| Tarea asignada |
Prolonga el extracto sobre la Constitución y los problemas del país a partir de su última oración.

| Extracto proporcionado |
También están los argumentos de aquellos que achacan a la Constitución los diversos problemas de carácter social, político y económico que enfrenta el país, e incluso los nefastos resultados sanitarios y económicos que hemos tenido como resultado del pésimo manejo de la pandemia. ¿Ha impedido acaso la Constitución realizar las reformas en pro del capital humano como la de la salud y educación? ¿O realizar lo mismo en favor de la innovación, ciencia y tecnología? ¿O incluso no llevar adelante las inversiones en infraestructura y en sectores claves como el energético y minero? Por supuesto que no. Ha sido la incapacidad de los gobiernos de turno lo que mantiene pendiente las reformas estructurales. Y en el caso de las inversiones, el profundo retroceso que ellos han ocasionado al ambiente de negocios y el pésimo manejo de los conflictos sociales, preñados estos de carga política de los enemigos del sistema que, so pretexto de defender el medio ambiente, incitan a los lugareños aprovechando su descontento por la falta de infraestructura, servicios básicos y situación profunda de retraso.

| Listado |
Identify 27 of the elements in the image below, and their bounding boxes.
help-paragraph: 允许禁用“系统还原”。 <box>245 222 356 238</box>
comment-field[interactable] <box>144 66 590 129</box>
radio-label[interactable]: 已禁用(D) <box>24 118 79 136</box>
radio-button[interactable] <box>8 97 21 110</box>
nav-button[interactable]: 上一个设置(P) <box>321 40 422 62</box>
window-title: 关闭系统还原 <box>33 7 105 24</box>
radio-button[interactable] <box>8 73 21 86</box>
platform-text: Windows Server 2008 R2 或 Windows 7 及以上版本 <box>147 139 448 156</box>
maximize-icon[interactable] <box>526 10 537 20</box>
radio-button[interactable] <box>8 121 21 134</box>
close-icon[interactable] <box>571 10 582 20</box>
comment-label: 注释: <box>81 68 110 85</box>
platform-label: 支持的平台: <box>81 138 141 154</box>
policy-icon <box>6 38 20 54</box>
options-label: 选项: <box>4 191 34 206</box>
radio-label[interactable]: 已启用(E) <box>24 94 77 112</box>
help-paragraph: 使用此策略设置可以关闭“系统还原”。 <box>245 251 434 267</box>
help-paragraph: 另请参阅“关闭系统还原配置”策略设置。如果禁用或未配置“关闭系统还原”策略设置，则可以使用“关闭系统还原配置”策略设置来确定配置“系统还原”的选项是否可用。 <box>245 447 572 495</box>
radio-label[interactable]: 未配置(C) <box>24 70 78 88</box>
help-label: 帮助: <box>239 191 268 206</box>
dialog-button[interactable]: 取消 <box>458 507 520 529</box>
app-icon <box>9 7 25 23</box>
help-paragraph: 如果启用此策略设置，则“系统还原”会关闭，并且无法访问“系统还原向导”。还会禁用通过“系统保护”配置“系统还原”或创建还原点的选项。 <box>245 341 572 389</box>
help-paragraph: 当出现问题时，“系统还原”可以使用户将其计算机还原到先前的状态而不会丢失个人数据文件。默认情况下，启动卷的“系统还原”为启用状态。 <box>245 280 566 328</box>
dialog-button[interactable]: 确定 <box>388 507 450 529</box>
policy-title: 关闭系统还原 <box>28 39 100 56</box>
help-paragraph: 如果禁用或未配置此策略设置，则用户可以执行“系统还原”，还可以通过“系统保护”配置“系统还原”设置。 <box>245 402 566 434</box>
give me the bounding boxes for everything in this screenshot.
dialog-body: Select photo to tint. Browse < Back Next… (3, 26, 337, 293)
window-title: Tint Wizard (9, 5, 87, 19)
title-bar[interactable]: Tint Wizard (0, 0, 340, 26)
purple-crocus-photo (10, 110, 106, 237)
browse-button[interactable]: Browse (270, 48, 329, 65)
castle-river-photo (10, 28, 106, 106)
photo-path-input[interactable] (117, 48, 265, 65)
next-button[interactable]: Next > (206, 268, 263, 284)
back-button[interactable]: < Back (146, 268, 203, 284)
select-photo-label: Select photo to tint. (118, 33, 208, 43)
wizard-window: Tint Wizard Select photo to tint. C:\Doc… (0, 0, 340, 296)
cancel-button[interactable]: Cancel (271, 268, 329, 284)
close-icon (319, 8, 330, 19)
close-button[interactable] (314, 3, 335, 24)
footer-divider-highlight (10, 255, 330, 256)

| Resultado de la tarea |
Como todo esto no resiste debate alguno, se ha utilizado recientemente a las marchas realizadas en relación a la vacancia presidencial, atribuyendo que una de las razones es la demanda por una nueva Constitución. Y que esto parte esencialmente de los jóvenes, pues se aduce que eran ellos la mayoría de los que realizaban las manifestaciones. Sin perder de vista que este grupo poblacional ya era, desde antes de la pandemia, el más golpeado por la falta de empleo, dado el insuficiente crecimiento económico del último quinquenio, que se agravó con el Covid-19, lo que generaba descontento y frustración, no es una lectura correcta asociar esta coyuntura a la necesidad de un cambio de Constitución, la que seguramente no todos los que han marchado han leído o entendido. Además, no es la “grita” momentánea de la calle, aún cuando incluya este tema, lo que debe conducir a un cambio de la Carta Magna.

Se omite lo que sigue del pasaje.